- _Task material_:
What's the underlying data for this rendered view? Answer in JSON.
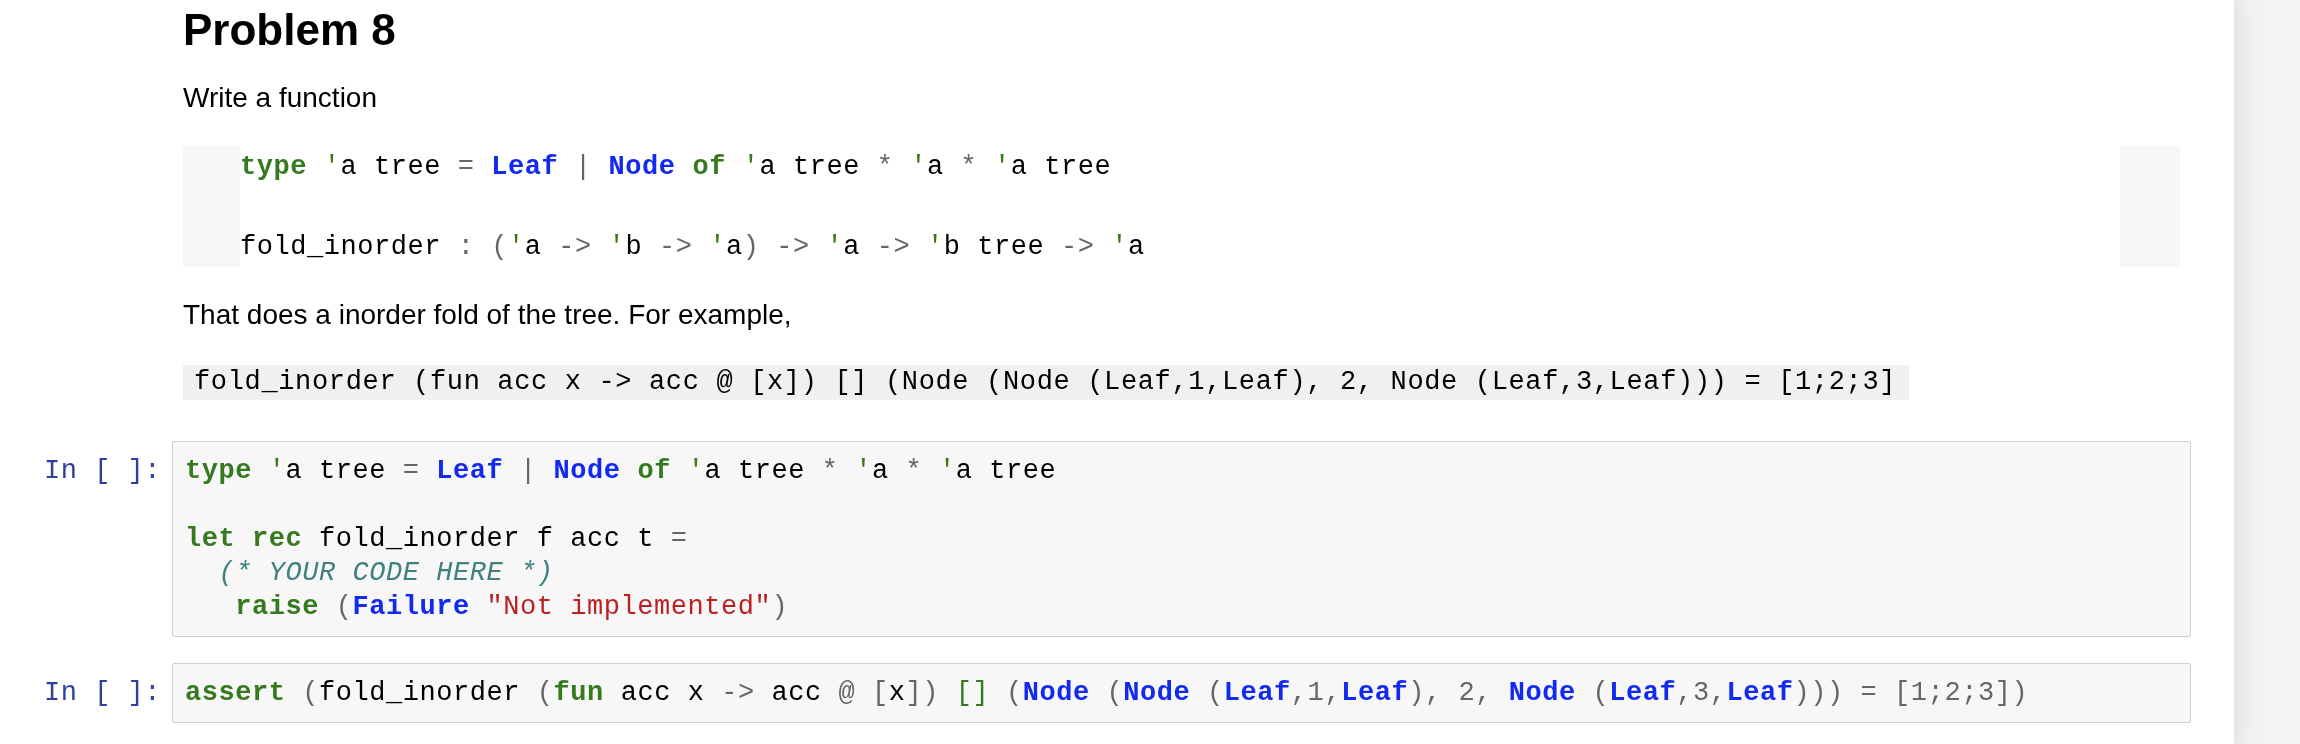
{
  "heading": "Problem 8",
  "intro": "Write a function",
  "signature_block": {
    "blocks": [
      [
        {
          "tokens": [
            {
              "kind": "keyword",
              "text": "type "
            },
            {
              "kind": "quote",
              "text": "'"
            },
            {
              "kind": "plain",
              "text": "a tree "
            },
            {
              "kind": "operator",
              "text": "= "
            },
            {
              "kind": "constructor",
              "text": "Leaf "
            },
            {
              "kind": "operator",
              "text": "| "
            },
            {
              "kind": "constructor",
              "text": "Node "
            },
            {
              "kind": "keyword",
              "text": "of "
            },
            {
              "kind": "quote",
              "text": "'"
            },
            {
              "kind": "plain",
              "text": "a tree "
            },
            {
              "kind": "operator",
              "text": "* "
            },
            {
              "kind": "quote",
              "text": "'"
            },
            {
              "kind": "plain",
              "text": "a "
            },
            {
              "kind": "operator",
              "text": "* "
            },
            {
              "kind": "quote",
              "text": "'"
            },
            {
              "kind": "plain",
              "text": "a tree"
            }
          ]
        }
      ],
      [
        {
          "tokens": [
            {
              "kind": "plain",
              "text": "fold_inorder "
            },
            {
              "kind": "operator",
              "text": ": ("
            },
            {
              "kind": "quote",
              "text": "'"
            },
            {
              "kind": "plain",
              "text": "a "
            },
            {
              "kind": "operator",
              "text": "-> "
            },
            {
              "kind": "quote",
              "text": "'"
            },
            {
              "kind": "plain",
              "text": "b "
            },
            {
              "kind": "operator",
              "text": "-> "
            },
            {
              "kind": "quote",
              "text": "'"
            },
            {
              "kind": "plain",
              "text": "a"
            },
            {
              "kind": "operator",
              "text": ") -> "
            },
            {
              "kind": "quote",
              "text": "'"
            },
            {
              "kind": "plain",
              "text": "a "
            },
            {
              "kind": "operator",
              "text": "-> "
            },
            {
              "kind": "quote",
              "text": "'"
            },
            {
              "kind": "plain",
              "text": "b tree "
            },
            {
              "kind": "operator",
              "text": "-> "
            },
            {
              "kind": "quote",
              "text": "'"
            },
            {
              "kind": "plain",
              "text": "a"
            }
          ]
        }
      ]
    ]
  },
  "description": "That does a inorder fold of the tree. For example,",
  "example": "fold_inorder (fun acc x -> acc @ [x]) [] (Node (Node (Leaf,1,Leaf), 2, Node (Leaf,3,Leaf))) = [1;2;3]",
  "cells": [
    {
      "prompt": "In [ ]:",
      "blocks": [
        [
          {
            "tokens": [
              {
                "kind": "keyword",
                "text": "type "
              },
              {
                "kind": "quote",
                "text": "'"
              },
              {
                "kind": "plain",
                "text": "a tree "
              },
              {
                "kind": "operator",
                "text": "= "
              },
              {
                "kind": "constructor",
                "text": "Leaf "
              },
              {
                "kind": "operator",
                "text": "| "
              },
              {
                "kind": "constructor",
                "text": "Node "
              },
              {
                "kind": "keyword",
                "text": "of "
              },
              {
                "kind": "quote",
                "text": "'"
              },
              {
                "kind": "plain",
                "text": "a tree "
              },
              {
                "kind": "operator",
                "text": "* "
              },
              {
                "kind": "quote",
                "text": "'"
              },
              {
                "kind": "plain",
                "text": "a "
              },
              {
                "kind": "operator",
                "text": "* "
              },
              {
                "kind": "quote",
                "text": "'"
              },
              {
                "kind": "plain",
                "text": "a tree"
              }
            ]
          }
        ],
        [
          {
            "tokens": [
              {
                "kind": "keyword",
                "text": "let "
              },
              {
                "kind": "keyword",
                "text": "rec "
              },
              {
                "kind": "plain",
                "text": "fold_inorder f acc t "
              },
              {
                "kind": "operator",
                "text": "="
              }
            ]
          },
          {
            "tokens": [
              {
                "kind": "comment",
                "text": "  (* YOUR CODE HERE *)"
              }
            ]
          },
          {
            "tokens": [
              {
                "kind": "keyword",
                "text": "   raise "
              },
              {
                "kind": "operator",
                "text": "("
              },
              {
                "kind": "constructor",
                "text": "Failure "
              },
              {
                "kind": "string",
                "text": "\"Not implemented\""
              },
              {
                "kind": "operator",
                "text": ")"
              }
            ]
          }
        ]
      ]
    },
    {
      "prompt": "In [ ]:",
      "blocks": [
        [
          {
            "tokens": [
              {
                "kind": "keyword",
                "text": "assert "
              },
              {
                "kind": "operator",
                "text": "("
              },
              {
                "kind": "plain",
                "text": "fold_inorder "
              },
              {
                "kind": "operator",
                "text": "("
              },
              {
                "kind": "keyword",
                "text": "fun "
              },
              {
                "kind": "plain",
                "text": "acc x "
              },
              {
                "kind": "operator",
                "text": "-> "
              },
              {
                "kind": "plain",
                "text": "acc "
              },
              {
                "kind": "operator",
                "text": "@ ["
              },
              {
                "kind": "plain",
                "text": "x"
              },
              {
                "kind": "operator",
                "text": "]) "
              },
              {
                "kind": "builtin",
                "text": "[] "
              },
              {
                "kind": "operator",
                "text": "("
              },
              {
                "kind": "constructor",
                "text": "Node "
              },
              {
                "kind": "operator",
                "text": "("
              },
              {
                "kind": "constructor",
                "text": "Node "
              },
              {
                "kind": "operator",
                "text": "("
              },
              {
                "kind": "constructor",
                "text": "Leaf"
              },
              {
                "kind": "operator",
                "text": ","
              },
              {
                "kind": "number",
                "text": "1"
              },
              {
                "kind": "operator",
                "text": ","
              },
              {
                "kind": "constructor",
                "text": "Leaf"
              },
              {
                "kind": "operator",
                "text": "), "
              },
              {
                "kind": "number",
                "text": "2"
              },
              {
                "kind": "operator",
                "text": ", "
              },
              {
                "kind": "constructor",
                "text": "Node "
              },
              {
                "kind": "operator",
                "text": "("
              },
              {
                "kind": "constructor",
                "text": "Leaf"
              },
              {
                "kind": "operator",
                "text": ","
              },
              {
                "kind": "number",
                "text": "3"
              },
              {
                "kind": "operator",
                "text": ","
              },
              {
                "kind": "constructor",
                "text": "Leaf"
              },
              {
                "kind": "operator",
                "text": "))) = ["
              },
              {
                "kind": "number",
                "text": "1"
              },
              {
                "kind": "operator",
                "text": ";"
              },
              {
                "kind": "number",
                "text": "2"
              },
              {
                "kind": "operator",
                "text": ";"
              },
              {
                "kind": "number",
                "text": "3"
              },
              {
                "kind": "operator",
                "text": "])"
              }
            ]
          }
        ]
      ]
    }
  ]
}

- _Stated task_:
Every line above should be returned exactly; the pictures stay out.

- _Response to the task_:
What's the underlying data for this rendered view? Answer in JSON.
{
  "heading": "Problem 8",
  "intro": "Write a function",
  "signature_block": {
    "blocks": [
      [
        {
          "tokens": [
            {
              "kind": "keyword",
              "text": "type "
            },
            {
              "kind": "quote",
              "text": "'"
            },
            {
              "kind": "plain",
              "text": "a tree "
            },
            {
              "kind": "operator",
              "text": "= "
            },
            {
              "kind": "constructor",
              "text": "Leaf "
            },
            {
              "kind": "operator",
              "text": "| "
            },
            {
              "kind": "constructor",
              "text": "Node "
            },
            {
              "kind": "keyword",
              "text": "of "
            },
            {
              "kind": "quote",
              "text": "'"
            },
            {
              "kind": "plain",
              "text": "a tree "
            },
            {
              "kind": "operator",
              "text": "* "
            },
            {
              "kind": "quote",
              "text": "'"
            },
            {
              "kind": "plain",
              "text": "a "
            },
            {
              "kind": "operator",
              "text": "* "
            },
            {
              "kind": "quote",
              "text": "'"
            },
            {
              "kind": "plain",
              "text": "a tree"
            }
          ]
        }
      ],
      [
        {
          "tokens": [
            {
              "kind": "plain",
              "text": "fold_inorder "
            },
            {
              "kind": "operator",
              "text": ": ("
            },
            {
              "kind": "quote",
              "text": "'"
            },
            {
              "kind": "plain",
              "text": "a "
            },
            {
              "kind": "operator",
              "text": "-> "
            },
            {
              "kind": "quote",
              "text": "'"
            },
            {
              "kind": "plain",
              "text": "b "
            },
            {
              "kind": "operator",
              "text": "-> "
            },
            {
              "kind": "quote",
              "text": "'"
            },
            {
              "kind": "plain",
              "text": "a"
            },
            {
              "kind": "operator",
              "text": ") -> "
            },
            {
              "kind": "quote",
              "text": "'"
            },
            {
              "kind": "plain",
              "text": "a "
            },
            {
              "kind": "operator",
              "text": "-> "
            },
            {
              "kind": "quote",
              "text": "'"
            },
            {
              "kind": "plain",
              "text": "b tree "
            },
            {
              "kind": "operator",
              "text": "-> "
            },
            {
              "kind": "quote",
              "text": "'"
            },
            {
              "kind": "plain",
              "text": "a"
            }
          ]
        }
      ]
    ]
  },
  "description": "That does a inorder fold of the tree. For example,",
  "example": "fold_inorder (fun acc x -> acc @ [x]) [] (Node (Node (Leaf,1,Leaf), 2, Node (Leaf,3,Leaf))) = [1;2;3]",
  "cells": [
    {
      "prompt": "In [ ]:",
      "blocks": [
        [
          {
            "tokens": [
              {
                "kind": "keyword",
                "text": "type "
              },
              {
                "kind": "quote",
                "text": "'"
              },
              {
                "kind": "plain",
                "text": "a tree "
              },
              {
                "kind": "operator",
                "text": "= "
              },
              {
                "kind": "constructor",
                "text": "Leaf "
              },
              {
                "kind": "operator",
                "text": "| "
              },
              {
                "kind": "constructor",
                "text": "Node "
              },
              {
                "kind": "keyword",
                "text": "of "
              },
              {
                "kind": "quote",
                "text": "'"
              },
              {
                "kind": "plain",
                "text": "a tree "
              },
              {
                "kind": "operator",
                "text": "* "
              },
              {
                "kind": "quote",
                "text": "'"
              },
              {
                "kind": "plain",
                "text": "a "
              },
              {
                "kind": "operator",
                "text": "* "
              },
              {
                "kind": "quote",
                "text": "'"
              },
              {
                "kind": "plain",
                "text": "a tree"
              }
            ]
          }
        ],
        [
          {
            "tokens": [
              {
                "kind": "keyword",
                "text": "let "
              },
              {
                "kind": "keyword",
                "text": "rec "
              },
              {
                "kind": "plain",
                "text": "fold_inorder f acc t "
              },
              {
                "kind": "operator",
                "text": "="
              }
            ]
          },
          {
            "tokens": [
              {
                "kind": "comment",
                "text": "  (* YOUR CODE HERE *)"
              }
            ]
          },
          {
            "tokens": [
              {
                "kind": "keyword",
                "text": "   raise "
              },
              {
                "kind": "operator",
                "text": "("
              },
              {
                "kind": "constructor",
                "text": "Failure "
              },
              {
                "kind": "string",
                "text": "\"Not implemented\""
              },
              {
                "kind": "operator",
                "text": ")"
              }
            ]
          }
        ]
      ]
    },
    {
      "prompt": "In [ ]:",
      "blocks": [
        [
          {
            "tokens": [
              {
                "kind": "keyword",
                "text": "assert "
              },
              {
                "kind": "operator",
                "text": "("
              },
              {
                "kind": "plain",
                "text": "fold_inorder "
              },
              {
                "kind": "operator",
                "text": "("
              },
              {
                "kind": "keyword",
                "text": "fun "
              },
              {
                "kind": "plain",
                "text": "acc x "
              },
              {
                "kind": "operator",
                "text": "-> "
              },
              {
                "kind": "plain",
                "text": "acc "
              },
              {
                "kind": "operator",
                "text": "@ ["
              },
              {
                "kind": "plain",
                "text": "x"
              },
              {
                "kind": "operator",
                "text": "]) "
              },
              {
                "kind": "builtin",
                "text": "[] "
              },
              {
                "kind": "operator",
                "text": "("
              },
              {
                "kind": "constructor",
                "text": "Node "
              },
              {
                "kind": "operator",
                "text": "("
              },
              {
                "kind": "constructor",
                "text": "Node "
              },
              {
                "kind": "operator",
                "text": "("
              },
              {
                "kind": "constructor",
                "text": "Leaf"
              },
              {
                "kind": "operator",
                "text": ","
              },
              {
                "kind": "number",
                "text": "1"
              },
              {
                "kind": "operator",
                "text": ","
              },
              {
                "kind": "constructor",
                "text": "Leaf"
              },
              {
                "kind": "operator",
                "text": "), "
              },
              {
                "kind": "number",
                "text": "2"
              },
              {
                "kind": "operator",
                "text": ", "
              },
              {
                "kind": "constructor",
                "text": "Node "
              },
              {
                "kind": "operator",
                "text": "("
              },
              {
                "kind": "constructor",
                "text": "Leaf"
              },
              {
                "kind": "operator",
                "text": ","
              },
              {
                "kind": "number",
                "text": "3"
              },
              {
                "kind": "operator",
                "text": ","
              },
              {
                "kind": "constructor",
                "text": "Leaf"
              },
              {
                "kind": "operator",
                "text": "))) = ["
              },
              {
                "kind": "number",
                "text": "1"
              },
              {
                "kind": "operator",
                "text": ";"
              },
              {
                "kind": "number",
                "text": "2"
              },
              {
                "kind": "operator",
                "text": ";"
              },
              {
                "kind": "number",
                "text": "3"
              },
              {
                "kind": "operator",
                "text": "])"
              }
            ]
          }
        ]
      ]
    }
  ]
}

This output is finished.